**WHAT IS EXPECTED**
Wherever the word "ylabel" appears in the entries, copy the whole line.

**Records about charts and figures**
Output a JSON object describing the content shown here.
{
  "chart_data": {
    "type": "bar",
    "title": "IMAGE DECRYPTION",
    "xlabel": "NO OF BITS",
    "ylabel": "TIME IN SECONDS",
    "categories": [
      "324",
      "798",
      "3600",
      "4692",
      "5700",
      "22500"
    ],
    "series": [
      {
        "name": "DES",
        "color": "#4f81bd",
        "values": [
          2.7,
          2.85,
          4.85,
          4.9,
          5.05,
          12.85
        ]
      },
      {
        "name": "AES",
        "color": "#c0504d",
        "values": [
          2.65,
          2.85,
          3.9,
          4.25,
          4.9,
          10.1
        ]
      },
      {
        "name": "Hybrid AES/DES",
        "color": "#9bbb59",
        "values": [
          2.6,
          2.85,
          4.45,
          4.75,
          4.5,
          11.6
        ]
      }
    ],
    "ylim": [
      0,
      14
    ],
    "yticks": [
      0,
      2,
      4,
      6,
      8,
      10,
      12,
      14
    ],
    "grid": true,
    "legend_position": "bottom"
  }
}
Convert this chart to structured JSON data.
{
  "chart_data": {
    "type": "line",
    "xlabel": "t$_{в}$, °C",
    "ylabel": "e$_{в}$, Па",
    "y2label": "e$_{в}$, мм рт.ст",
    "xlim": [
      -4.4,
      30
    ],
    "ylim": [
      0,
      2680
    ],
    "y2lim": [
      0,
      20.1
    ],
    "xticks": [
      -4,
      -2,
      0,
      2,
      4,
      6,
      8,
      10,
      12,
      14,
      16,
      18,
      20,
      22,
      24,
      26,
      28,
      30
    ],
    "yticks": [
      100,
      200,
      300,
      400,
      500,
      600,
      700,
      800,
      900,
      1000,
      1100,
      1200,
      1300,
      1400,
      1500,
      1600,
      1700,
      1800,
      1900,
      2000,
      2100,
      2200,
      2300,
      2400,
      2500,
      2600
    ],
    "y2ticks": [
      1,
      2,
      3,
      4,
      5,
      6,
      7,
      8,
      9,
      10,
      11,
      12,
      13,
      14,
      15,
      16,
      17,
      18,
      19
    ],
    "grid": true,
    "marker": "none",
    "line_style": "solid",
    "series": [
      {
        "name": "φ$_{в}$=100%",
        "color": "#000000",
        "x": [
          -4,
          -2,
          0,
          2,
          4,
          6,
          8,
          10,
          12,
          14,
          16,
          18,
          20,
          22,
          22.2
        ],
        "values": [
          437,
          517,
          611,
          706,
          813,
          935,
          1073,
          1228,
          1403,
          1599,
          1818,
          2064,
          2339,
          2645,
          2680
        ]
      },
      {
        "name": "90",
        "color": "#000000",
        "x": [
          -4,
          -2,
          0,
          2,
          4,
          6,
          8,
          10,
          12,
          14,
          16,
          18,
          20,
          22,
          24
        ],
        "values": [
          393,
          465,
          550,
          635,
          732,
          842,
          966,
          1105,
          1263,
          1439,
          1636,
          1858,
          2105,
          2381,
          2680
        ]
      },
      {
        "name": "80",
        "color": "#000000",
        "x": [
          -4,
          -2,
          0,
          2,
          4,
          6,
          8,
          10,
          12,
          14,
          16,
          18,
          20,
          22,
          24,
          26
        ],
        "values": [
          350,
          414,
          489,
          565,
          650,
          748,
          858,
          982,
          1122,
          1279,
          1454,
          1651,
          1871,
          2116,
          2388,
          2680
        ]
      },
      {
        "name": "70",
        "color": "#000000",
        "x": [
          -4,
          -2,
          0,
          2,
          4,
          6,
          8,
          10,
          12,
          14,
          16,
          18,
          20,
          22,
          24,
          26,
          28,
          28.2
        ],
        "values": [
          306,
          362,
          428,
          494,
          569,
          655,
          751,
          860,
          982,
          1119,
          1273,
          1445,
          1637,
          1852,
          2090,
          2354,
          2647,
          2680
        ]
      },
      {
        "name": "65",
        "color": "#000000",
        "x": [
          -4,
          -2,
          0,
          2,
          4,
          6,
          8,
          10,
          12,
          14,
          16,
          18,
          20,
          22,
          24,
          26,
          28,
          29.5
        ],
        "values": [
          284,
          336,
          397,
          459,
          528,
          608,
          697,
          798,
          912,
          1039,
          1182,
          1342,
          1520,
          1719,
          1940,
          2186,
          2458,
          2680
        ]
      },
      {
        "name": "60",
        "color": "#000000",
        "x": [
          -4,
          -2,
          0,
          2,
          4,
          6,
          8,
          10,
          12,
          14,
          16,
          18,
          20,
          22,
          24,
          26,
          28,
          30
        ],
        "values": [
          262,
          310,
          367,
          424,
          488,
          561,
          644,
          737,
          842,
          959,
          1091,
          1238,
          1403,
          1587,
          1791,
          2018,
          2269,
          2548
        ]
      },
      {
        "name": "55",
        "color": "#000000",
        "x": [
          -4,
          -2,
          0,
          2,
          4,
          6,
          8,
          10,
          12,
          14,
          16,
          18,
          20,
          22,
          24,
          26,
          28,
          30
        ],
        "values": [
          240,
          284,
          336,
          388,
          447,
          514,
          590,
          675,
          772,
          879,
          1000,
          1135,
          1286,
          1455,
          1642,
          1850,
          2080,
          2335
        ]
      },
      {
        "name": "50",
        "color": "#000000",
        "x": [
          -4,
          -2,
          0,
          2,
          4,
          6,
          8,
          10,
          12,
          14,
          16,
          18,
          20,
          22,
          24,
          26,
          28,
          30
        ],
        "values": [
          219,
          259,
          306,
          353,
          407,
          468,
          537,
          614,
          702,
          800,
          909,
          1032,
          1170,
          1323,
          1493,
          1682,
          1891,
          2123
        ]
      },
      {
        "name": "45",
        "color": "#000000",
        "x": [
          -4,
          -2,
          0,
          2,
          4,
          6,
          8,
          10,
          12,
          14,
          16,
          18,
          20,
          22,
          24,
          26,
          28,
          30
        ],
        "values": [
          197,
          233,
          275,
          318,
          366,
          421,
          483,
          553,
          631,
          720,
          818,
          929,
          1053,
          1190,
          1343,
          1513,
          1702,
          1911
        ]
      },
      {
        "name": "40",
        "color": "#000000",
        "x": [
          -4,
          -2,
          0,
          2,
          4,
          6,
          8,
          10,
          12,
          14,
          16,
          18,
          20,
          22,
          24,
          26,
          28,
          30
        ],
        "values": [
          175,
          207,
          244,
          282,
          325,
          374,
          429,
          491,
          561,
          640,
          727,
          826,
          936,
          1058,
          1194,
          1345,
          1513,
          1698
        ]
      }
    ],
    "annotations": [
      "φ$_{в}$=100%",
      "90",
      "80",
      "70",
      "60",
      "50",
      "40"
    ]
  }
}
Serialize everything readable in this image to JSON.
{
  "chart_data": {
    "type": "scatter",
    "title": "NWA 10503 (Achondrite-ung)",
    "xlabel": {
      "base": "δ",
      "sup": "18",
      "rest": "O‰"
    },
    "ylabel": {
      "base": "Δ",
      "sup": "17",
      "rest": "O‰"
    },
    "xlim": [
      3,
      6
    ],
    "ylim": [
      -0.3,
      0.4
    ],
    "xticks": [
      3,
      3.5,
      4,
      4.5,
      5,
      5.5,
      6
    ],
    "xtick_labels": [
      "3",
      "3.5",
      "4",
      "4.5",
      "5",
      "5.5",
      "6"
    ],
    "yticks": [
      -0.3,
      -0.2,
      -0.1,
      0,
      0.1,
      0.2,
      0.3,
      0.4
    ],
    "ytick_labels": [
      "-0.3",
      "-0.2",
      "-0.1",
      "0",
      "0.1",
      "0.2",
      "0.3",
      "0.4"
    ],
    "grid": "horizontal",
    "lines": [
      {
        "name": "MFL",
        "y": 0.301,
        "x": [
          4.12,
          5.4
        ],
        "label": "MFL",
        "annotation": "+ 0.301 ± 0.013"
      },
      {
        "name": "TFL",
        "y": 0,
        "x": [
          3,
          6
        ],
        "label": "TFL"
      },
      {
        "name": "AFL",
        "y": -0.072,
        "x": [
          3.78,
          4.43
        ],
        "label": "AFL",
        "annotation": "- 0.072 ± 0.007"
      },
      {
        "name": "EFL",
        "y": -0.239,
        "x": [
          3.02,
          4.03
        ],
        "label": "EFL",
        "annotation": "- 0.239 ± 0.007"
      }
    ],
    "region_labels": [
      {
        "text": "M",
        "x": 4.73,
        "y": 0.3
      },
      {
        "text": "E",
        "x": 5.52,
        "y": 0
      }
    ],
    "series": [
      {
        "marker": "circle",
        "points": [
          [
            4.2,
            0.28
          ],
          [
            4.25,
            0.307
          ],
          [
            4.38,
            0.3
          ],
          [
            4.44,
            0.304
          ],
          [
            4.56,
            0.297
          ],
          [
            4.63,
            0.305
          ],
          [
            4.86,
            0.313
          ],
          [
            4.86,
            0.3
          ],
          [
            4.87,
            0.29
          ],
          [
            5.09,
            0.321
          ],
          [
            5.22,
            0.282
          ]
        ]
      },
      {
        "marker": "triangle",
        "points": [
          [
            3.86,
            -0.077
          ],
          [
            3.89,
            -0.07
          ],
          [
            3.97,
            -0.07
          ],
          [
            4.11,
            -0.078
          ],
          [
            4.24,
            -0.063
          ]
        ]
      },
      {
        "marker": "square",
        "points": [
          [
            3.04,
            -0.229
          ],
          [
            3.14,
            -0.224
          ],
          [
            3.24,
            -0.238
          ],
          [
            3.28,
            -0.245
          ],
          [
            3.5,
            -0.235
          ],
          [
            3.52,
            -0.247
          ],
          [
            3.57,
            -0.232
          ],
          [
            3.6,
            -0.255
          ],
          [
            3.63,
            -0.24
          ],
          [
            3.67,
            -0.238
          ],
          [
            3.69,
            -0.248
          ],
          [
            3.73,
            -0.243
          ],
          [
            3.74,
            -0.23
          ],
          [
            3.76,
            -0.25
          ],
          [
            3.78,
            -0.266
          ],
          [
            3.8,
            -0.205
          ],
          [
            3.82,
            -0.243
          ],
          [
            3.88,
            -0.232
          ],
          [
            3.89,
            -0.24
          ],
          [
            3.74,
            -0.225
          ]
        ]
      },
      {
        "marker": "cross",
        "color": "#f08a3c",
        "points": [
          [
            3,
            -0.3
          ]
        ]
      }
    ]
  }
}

**RESPONSE FOR THIS EXERCISE**
    "ylabel": "TIME IN SECONDS",
    "ylabel": "e$_{в}$, Па",
    "ylabel": {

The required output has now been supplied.